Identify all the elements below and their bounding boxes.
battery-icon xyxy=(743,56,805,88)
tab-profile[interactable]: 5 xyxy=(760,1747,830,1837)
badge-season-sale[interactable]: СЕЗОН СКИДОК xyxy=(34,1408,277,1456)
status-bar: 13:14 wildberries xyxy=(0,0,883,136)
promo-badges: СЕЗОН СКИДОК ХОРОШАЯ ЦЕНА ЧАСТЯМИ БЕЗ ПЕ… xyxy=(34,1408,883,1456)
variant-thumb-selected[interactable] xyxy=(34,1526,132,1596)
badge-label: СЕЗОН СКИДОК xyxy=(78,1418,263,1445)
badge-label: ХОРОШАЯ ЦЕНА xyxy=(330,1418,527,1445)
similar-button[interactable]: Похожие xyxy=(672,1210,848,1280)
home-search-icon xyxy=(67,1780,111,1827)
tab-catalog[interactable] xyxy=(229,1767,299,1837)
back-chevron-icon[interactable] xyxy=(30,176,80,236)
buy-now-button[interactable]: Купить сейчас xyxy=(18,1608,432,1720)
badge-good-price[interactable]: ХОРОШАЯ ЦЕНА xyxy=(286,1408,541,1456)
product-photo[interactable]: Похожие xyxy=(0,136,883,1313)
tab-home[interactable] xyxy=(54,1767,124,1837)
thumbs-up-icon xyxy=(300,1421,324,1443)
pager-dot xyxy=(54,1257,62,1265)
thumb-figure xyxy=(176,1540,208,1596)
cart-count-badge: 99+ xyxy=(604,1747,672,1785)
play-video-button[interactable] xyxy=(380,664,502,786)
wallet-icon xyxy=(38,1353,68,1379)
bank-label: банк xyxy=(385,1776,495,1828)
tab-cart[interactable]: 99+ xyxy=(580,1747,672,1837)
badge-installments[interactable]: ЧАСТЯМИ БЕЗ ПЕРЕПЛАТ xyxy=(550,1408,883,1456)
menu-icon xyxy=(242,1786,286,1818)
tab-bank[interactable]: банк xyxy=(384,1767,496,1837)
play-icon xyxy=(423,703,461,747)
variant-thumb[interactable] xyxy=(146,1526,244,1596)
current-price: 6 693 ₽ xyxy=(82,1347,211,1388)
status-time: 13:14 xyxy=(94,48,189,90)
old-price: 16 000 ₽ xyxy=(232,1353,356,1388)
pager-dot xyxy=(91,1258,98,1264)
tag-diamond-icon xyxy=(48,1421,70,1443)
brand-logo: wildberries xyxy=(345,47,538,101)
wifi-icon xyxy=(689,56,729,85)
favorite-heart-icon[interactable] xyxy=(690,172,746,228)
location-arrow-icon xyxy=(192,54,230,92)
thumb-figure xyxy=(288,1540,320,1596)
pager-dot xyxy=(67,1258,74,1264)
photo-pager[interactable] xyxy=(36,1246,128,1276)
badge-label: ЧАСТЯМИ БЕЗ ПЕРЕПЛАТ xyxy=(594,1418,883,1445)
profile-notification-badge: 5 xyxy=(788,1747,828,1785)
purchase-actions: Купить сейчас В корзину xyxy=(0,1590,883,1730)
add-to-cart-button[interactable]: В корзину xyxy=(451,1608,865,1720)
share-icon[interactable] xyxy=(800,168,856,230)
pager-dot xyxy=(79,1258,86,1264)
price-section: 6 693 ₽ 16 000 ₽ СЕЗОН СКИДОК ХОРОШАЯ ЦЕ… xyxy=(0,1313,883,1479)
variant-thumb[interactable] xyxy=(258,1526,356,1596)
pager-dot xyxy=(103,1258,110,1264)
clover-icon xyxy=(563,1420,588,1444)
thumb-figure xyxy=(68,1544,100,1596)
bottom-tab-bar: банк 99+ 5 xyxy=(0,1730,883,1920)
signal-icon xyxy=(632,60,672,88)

* * * * * * *

Requirement - Copy the records above line for line, changing nothing.

Problem solution -
Identify all the elements below and their bounding boxes.
battery-icon xyxy=(743,56,805,88)
tab-profile[interactable]: 5 xyxy=(760,1747,830,1837)
badge-season-sale[interactable]: СЕЗОН СКИДОК xyxy=(34,1408,277,1456)
status-bar: 13:14 wildberries xyxy=(0,0,883,136)
promo-badges: СЕЗОН СКИДОК ХОРОШАЯ ЦЕНА ЧАСТЯМИ БЕЗ ПЕ… xyxy=(34,1408,883,1456)
variant-thumb-selected[interactable] xyxy=(34,1526,132,1596)
badge-label: СЕЗОН СКИДОК xyxy=(78,1418,263,1445)
badge-label: ХОРОШАЯ ЦЕНА xyxy=(330,1418,527,1445)
similar-button[interactable]: Похожие xyxy=(672,1210,848,1280)
home-search-icon xyxy=(67,1780,111,1827)
tab-catalog[interactable] xyxy=(229,1767,299,1837)
back-chevron-icon[interactable] xyxy=(30,176,80,236)
buy-now-button[interactable]: Купить сейчас xyxy=(18,1608,432,1720)
badge-good-price[interactable]: ХОРОШАЯ ЦЕНА xyxy=(286,1408,541,1456)
product-photo[interactable]: Похожие xyxy=(0,136,883,1313)
tab-home[interactable] xyxy=(54,1767,124,1837)
thumbs-up-icon xyxy=(300,1421,324,1443)
pager-dot xyxy=(54,1257,62,1265)
thumb-figure xyxy=(176,1540,208,1596)
cart-count-badge: 99+ xyxy=(604,1747,672,1785)
play-video-button[interactable] xyxy=(380,664,502,786)
wallet-icon xyxy=(38,1353,68,1379)
bank-label: банк xyxy=(385,1776,495,1828)
tab-cart[interactable]: 99+ xyxy=(580,1747,672,1837)
badge-installments[interactable]: ЧАСТЯМИ БЕЗ ПЕРЕПЛАТ xyxy=(550,1408,883,1456)
menu-icon xyxy=(242,1786,286,1818)
tab-bank[interactable]: банк xyxy=(384,1767,496,1837)
play-icon xyxy=(423,703,461,747)
variant-thumb[interactable] xyxy=(146,1526,244,1596)
current-price: 6 693 ₽ xyxy=(82,1347,211,1388)
status-time: 13:14 xyxy=(94,48,189,90)
old-price: 16 000 ₽ xyxy=(232,1353,356,1388)
pager-dot xyxy=(91,1258,98,1264)
tag-diamond-icon xyxy=(48,1421,70,1443)
brand-logo: wildberries xyxy=(345,47,538,101)
wifi-icon xyxy=(689,56,729,85)
favorite-heart-icon[interactable] xyxy=(690,172,746,228)
location-arrow-icon xyxy=(192,54,230,92)
thumb-figure xyxy=(288,1540,320,1596)
pager-dot xyxy=(67,1258,74,1264)
photo-pager[interactable] xyxy=(36,1246,128,1276)
badge-label: ЧАСТЯМИ БЕЗ ПЕРЕПЛАТ xyxy=(594,1418,883,1445)
profile-notification-badge: 5 xyxy=(788,1747,828,1785)
purchase-actions: Купить сейчас В корзину xyxy=(0,1590,883,1730)
add-to-cart-button[interactable]: В корзину xyxy=(451,1608,865,1720)
share-icon[interactable] xyxy=(800,168,856,230)
pager-dot xyxy=(79,1258,86,1264)
price-section: 6 693 ₽ 16 000 ₽ СЕЗОН СКИДОК ХОРОШАЯ ЦЕ… xyxy=(0,1313,883,1479)
variant-thumb[interactable] xyxy=(258,1526,356,1596)
pager-dot xyxy=(103,1258,110,1264)
clover-icon xyxy=(563,1420,588,1444)
thumb-figure xyxy=(68,1544,100,1596)
bottom-tab-bar: банк 99+ 5 xyxy=(0,1730,883,1920)
signal-icon xyxy=(632,60,672,88)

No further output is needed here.